■ **Aim**: Your task is to repeat the listing exactly.
────────────────────────────────────────
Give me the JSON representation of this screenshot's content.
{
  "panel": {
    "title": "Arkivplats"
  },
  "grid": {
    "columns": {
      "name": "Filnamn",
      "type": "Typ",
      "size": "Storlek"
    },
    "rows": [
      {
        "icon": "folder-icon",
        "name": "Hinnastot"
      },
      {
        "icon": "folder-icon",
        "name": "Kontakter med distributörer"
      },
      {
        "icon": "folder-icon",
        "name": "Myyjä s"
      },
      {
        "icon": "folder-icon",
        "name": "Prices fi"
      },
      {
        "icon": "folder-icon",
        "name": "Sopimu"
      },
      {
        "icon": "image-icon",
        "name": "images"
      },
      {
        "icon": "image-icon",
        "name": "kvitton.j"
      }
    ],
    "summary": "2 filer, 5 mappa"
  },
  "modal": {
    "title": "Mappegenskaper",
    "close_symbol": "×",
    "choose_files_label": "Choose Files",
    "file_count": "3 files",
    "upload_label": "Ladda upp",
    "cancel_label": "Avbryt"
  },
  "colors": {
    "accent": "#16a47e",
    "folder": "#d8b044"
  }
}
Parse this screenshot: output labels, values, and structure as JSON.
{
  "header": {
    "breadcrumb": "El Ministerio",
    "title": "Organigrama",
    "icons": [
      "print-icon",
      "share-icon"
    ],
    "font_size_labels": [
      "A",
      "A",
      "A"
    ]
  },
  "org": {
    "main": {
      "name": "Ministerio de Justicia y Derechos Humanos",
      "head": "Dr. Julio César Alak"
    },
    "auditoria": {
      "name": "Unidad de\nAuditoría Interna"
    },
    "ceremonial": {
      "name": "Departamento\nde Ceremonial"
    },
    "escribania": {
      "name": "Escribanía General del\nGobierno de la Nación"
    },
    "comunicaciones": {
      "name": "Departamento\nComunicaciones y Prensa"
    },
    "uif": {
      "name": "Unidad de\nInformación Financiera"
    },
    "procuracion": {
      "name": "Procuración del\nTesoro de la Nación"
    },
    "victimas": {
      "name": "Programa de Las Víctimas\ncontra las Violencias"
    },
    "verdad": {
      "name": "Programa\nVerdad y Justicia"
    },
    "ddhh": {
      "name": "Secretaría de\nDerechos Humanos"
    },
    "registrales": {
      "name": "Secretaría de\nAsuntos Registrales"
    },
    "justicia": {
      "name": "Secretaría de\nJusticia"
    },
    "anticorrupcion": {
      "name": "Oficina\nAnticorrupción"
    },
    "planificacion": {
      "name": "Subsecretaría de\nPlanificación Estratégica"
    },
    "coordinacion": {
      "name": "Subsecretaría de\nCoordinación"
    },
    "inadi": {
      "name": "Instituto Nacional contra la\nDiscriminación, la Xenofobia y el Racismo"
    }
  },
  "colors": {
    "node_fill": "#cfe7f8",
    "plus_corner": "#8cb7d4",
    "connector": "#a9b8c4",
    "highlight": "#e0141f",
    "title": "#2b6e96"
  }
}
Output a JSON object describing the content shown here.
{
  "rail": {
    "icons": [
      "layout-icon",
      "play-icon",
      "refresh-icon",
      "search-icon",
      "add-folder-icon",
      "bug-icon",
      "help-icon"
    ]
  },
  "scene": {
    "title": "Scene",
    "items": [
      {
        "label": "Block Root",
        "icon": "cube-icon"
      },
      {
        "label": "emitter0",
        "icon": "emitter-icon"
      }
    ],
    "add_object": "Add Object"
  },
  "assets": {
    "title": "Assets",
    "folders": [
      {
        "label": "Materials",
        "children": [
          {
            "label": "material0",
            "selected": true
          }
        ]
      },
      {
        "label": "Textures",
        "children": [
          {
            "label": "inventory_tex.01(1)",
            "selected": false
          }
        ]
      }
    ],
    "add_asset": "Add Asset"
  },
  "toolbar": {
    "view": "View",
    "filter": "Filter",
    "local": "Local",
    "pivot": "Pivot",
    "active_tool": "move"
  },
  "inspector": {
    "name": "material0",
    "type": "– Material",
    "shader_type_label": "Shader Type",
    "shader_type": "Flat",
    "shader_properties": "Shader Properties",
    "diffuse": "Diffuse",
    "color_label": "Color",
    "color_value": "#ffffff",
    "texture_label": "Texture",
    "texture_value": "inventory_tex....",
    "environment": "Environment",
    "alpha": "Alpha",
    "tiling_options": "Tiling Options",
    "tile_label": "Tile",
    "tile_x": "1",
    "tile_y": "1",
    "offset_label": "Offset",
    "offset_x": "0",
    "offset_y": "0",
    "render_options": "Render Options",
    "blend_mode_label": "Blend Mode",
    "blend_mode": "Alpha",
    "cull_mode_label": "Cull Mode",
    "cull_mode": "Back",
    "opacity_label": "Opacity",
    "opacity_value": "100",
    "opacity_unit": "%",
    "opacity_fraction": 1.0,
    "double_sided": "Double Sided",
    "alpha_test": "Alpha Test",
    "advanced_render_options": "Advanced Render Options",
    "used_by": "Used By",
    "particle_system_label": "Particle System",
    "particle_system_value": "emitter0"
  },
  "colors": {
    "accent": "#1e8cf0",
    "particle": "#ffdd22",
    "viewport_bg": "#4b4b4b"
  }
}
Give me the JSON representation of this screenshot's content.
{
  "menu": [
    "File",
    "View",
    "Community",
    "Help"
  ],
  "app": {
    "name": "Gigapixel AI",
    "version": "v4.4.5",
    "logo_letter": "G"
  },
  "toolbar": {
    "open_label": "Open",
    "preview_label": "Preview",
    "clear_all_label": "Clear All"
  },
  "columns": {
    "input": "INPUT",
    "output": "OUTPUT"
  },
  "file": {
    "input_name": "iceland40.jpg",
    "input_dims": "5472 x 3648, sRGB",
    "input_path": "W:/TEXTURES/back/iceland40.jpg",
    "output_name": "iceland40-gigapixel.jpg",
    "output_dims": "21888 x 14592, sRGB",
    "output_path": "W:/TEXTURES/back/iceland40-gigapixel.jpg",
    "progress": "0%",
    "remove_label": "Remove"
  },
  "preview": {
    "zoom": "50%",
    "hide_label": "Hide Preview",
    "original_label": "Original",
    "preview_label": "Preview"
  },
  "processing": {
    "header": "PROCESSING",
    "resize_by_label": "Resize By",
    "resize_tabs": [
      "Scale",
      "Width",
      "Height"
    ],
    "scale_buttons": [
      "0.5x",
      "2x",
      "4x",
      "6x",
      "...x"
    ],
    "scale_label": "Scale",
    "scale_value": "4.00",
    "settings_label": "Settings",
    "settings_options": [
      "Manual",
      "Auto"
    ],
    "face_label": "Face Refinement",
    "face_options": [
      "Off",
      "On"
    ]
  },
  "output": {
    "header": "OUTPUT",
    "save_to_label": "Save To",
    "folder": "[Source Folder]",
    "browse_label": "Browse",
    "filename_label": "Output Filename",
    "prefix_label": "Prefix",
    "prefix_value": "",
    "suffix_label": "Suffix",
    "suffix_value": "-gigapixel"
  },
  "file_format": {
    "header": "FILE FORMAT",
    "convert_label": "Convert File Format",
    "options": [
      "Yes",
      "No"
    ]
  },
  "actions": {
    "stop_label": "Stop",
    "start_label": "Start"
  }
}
────────────────────────────────────────
■ **Answer to the problem**:
Give me the JSON representation of this screenshot's content.
{
  "panel": {
    "title": "Arkivplats"
  },
  "grid": {
    "columns": {
      "name": "Filnamn",
      "type": "Typ",
      "size": "Storlek"
    },
    "rows": [
      {
        "icon": "folder-icon",
        "name": "Hinnastot"
      },
      {
        "icon": "folder-icon",
        "name": "Kontakter med distributörer"
      },
      {
        "icon": "folder-icon",
        "name": "Myyjä s"
      },
      {
        "icon": "folder-icon",
        "name": "Prices fi"
      },
      {
        "icon": "folder-icon",
        "name": "Sopimu"
      },
      {
        "icon": "image-icon",
        "name": "images"
      },
      {
        "icon": "image-icon",
        "name": "kvitton.j"
      }
    ],
    "summary": "2 filer, 5 mappa"
  },
  "modal": {
    "title": "Mappegenskaper",
    "close_symbol": "×",
    "choose_files_label": "Choose Files",
    "file_count": "3 files",
    "upload_label": "Ladda upp",
    "cancel_label": "Avbryt"
  },
  "colors": {
    "accent": "#16a47e",
    "folder": "#d8b044"
  }
}
Parse this screenshot: output labels, values, and structure as JSON.
{
  "header": {
    "breadcrumb": "El Ministerio",
    "title": "Organigrama",
    "icons": [
      "print-icon",
      "share-icon"
    ],
    "font_size_labels": [
      "A",
      "A",
      "A"
    ]
  },
  "org": {
    "main": {
      "name": "Ministerio de Justicia y Derechos Humanos",
      "head": "Dr. Julio César Alak"
    },
    "auditoria": {
      "name": "Unidad de\nAuditoría Interna"
    },
    "ceremonial": {
      "name": "Departamento\nde Ceremonial"
    },
    "escribania": {
      "name": "Escribanía General del\nGobierno de la Nación"
    },
    "comunicaciones": {
      "name": "Departamento\nComunicaciones y Prensa"
    },
    "uif": {
      "name": "Unidad de\nInformación Financiera"
    },
    "procuracion": {
      "name": "Procuración del\nTesoro de la Nación"
    },
    "victimas": {
      "name": "Programa de Las Víctimas\ncontra las Violencias"
    },
    "verdad": {
      "name": "Programa\nVerdad y Justicia"
    },
    "ddhh": {
      "name": "Secretaría de\nDerechos Humanos"
    },
    "registrales": {
      "name": "Secretaría de\nAsuntos Registrales"
    },
    "justicia": {
      "name": "Secretaría de\nJusticia"
    },
    "anticorrupcion": {
      "name": "Oficina\nAnticorrupción"
    },
    "planificacion": {
      "name": "Subsecretaría de\nPlanificación Estratégica"
    },
    "coordinacion": {
      "name": "Subsecretaría de\nCoordinación"
    },
    "inadi": {
      "name": "Instituto Nacional contra la\nDiscriminación, la Xenofobia y el Racismo"
    }
  },
  "colors": {
    "node_fill": "#cfe7f8",
    "plus_corner": "#8cb7d4",
    "connector": "#a9b8c4",
    "highlight": "#e0141f",
    "title": "#2b6e96"
  }
}
Output a JSON object describing the content shown here.
{
  "rail": {
    "icons": [
      "layout-icon",
      "play-icon",
      "refresh-icon",
      "search-icon",
      "add-folder-icon",
      "bug-icon",
      "help-icon"
    ]
  },
  "scene": {
    "title": "Scene",
    "items": [
      {
        "label": "Block Root",
        "icon": "cube-icon"
      },
      {
        "label": "emitter0",
        "icon": "emitter-icon"
      }
    ],
    "add_object": "Add Object"
  },
  "assets": {
    "title": "Assets",
    "folders": [
      {
        "label": "Materials",
        "children": [
          {
            "label": "material0",
            "selected": true
          }
        ]
      },
      {
        "label": "Textures",
        "children": [
          {
            "label": "inventory_tex.01(1)",
            "selected": false
          }
        ]
      }
    ],
    "add_asset": "Add Asset"
  },
  "toolbar": {
    "view": "View",
    "filter": "Filter",
    "local": "Local",
    "pivot": "Pivot",
    "active_tool": "move"
  },
  "inspector": {
    "name": "material0",
    "type": "– Material",
    "shader_type_label": "Shader Type",
    "shader_type": "Flat",
    "shader_properties": "Shader Properties",
    "diffuse": "Diffuse",
    "color_label": "Color",
    "color_value": "#ffffff",
    "texture_label": "Texture",
    "texture_value": "inventory_tex....",
    "environment": "Environment",
    "alpha": "Alpha",
    "tiling_options": "Tiling Options",
    "tile_label": "Tile",
    "tile_x": "1",
    "tile_y": "1",
    "offset_label": "Offset",
    "offset_x": "0",
    "offset_y": "0",
    "render_options": "Render Options",
    "blend_mode_label": "Blend Mode",
    "blend_mode": "Alpha",
    "cull_mode_label": "Cull Mode",
    "cull_mode": "Back",
    "opacity_label": "Opacity",
    "opacity_value": "100",
    "opacity_unit": "%",
    "opacity_fraction": 1.0,
    "double_sided": "Double Sided",
    "alpha_test": "Alpha Test",
    "advanced_render_options": "Advanced Render Options",
    "used_by": "Used By",
    "particle_system_label": "Particle System",
    "particle_system_value": "emitter0"
  },
  "colors": {
    "accent": "#1e8cf0",
    "particle": "#ffdd22",
    "viewport_bg": "#4b4b4b"
  }
}
Give me the JSON representation of this screenshot's content.
{
  "menu": [
    "File",
    "View",
    "Community",
    "Help"
  ],
  "app": {
    "name": "Gigapixel AI",
    "version": "v4.4.5",
    "logo_letter": "G"
  },
  "toolbar": {
    "open_label": "Open",
    "preview_label": "Preview",
    "clear_all_label": "Clear All"
  },
  "columns": {
    "input": "INPUT",
    "output": "OUTPUT"
  },
  "file": {
    "input_name": "iceland40.jpg",
    "input_dims": "5472 x 3648, sRGB",
    "input_path": "W:/TEXTURES/back/iceland40.jpg",
    "output_name": "iceland40-gigapixel.jpg",
    "output_dims": "21888 x 14592, sRGB",
    "output_path": "W:/TEXTURES/back/iceland40-gigapixel.jpg",
    "progress": "0%",
    "remove_label": "Remove"
  },
  "preview": {
    "zoom": "50%",
    "hide_label": "Hide Preview",
    "original_label": "Original",
    "preview_label": "Preview"
  },
  "processing": {
    "header": "PROCESSING",
    "resize_by_label": "Resize By",
    "resize_tabs": [
      "Scale",
      "Width",
      "Height"
    ],
    "scale_buttons": [
      "0.5x",
      "2x",
      "4x",
      "6x",
      "...x"
    ],
    "scale_label": "Scale",
    "scale_value": "4.00",
    "settings_label": "Settings",
    "settings_options": [
      "Manual",
      "Auto"
    ],
    "face_label": "Face Refinement",
    "face_options": [
      "Off",
      "On"
    ]
  },
  "output": {
    "header": "OUTPUT",
    "save_to_label": "Save To",
    "folder": "[Source Folder]",
    "browse_label": "Browse",
    "filename_label": "Output Filename",
    "prefix_label": "Prefix",
    "prefix_value": "",
    "suffix_label": "Suffix",
    "suffix_value": "-gigapixel"
  },
  "file_format": {
    "header": "FILE FORMAT",
    "convert_label": "Convert File Format",
    "options": [
      "Yes",
      "No"
    ]
  },
  "actions": {
    "stop_label": "Stop",
    "start_label": "Start"
  }
}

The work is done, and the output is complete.